## PAGE EXCERPT
--------------------------------

We had the privilege of chatting with the founder and CEO of Success Resources, Mr Richard Tan from Singapore. Back in the 80s Richard spent a few years working as an engineer for an oil and gas contractor in Kuala Belait. We asked him about his business philosophy, the change in the landscape of the personal development business, his humble beginnings and how world class speakers have changed his life.

We instantly connected when Richard shared with us his account of how he started a magazine called Women at Work earlier on in his career, it lasted for 3 years and he told us that he had great admiration for people in the magazine business and shared with us a few of the valuable lessons he learnt from publishing. From his experience, a magazine can only survive if the editor lives the values of the magazine. That was also a key reason why he discontinued the magazine because he realised that he didn’t embark on this project for the right reason – he did it because he thought that he could sell a lot of advertisements to this lucrative women’s market, but he did not have enough passion for the real issues that related to women.

--------------------------------

## STORED DATA

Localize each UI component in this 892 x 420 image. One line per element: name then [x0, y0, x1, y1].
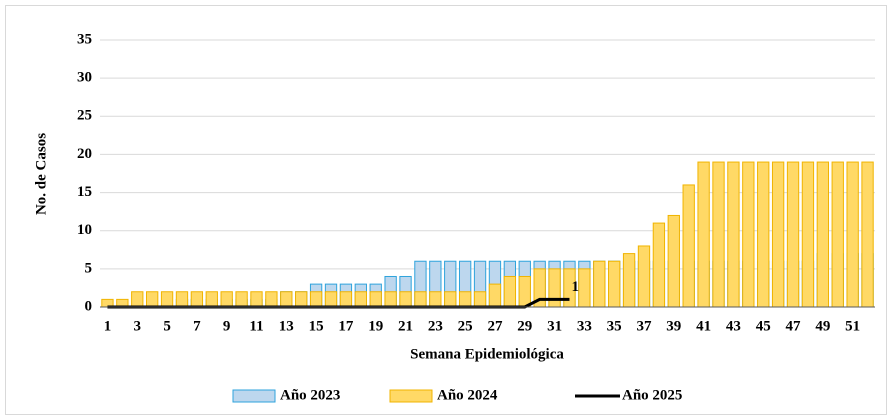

--------------------------------

## EXERCISES
[1] List the topics that, according to the Richard Tan excerpt, he was asked about.
[2] In the Richard Tan excerpt, how long did the magazine Women at Work last?

## EXERCISE SOLUTIONS
[1]
- His business philosophy
- The change in the landscape of the personal development business
- His humble beginnings
- How world class speakers have changed his life

[2] 3 years.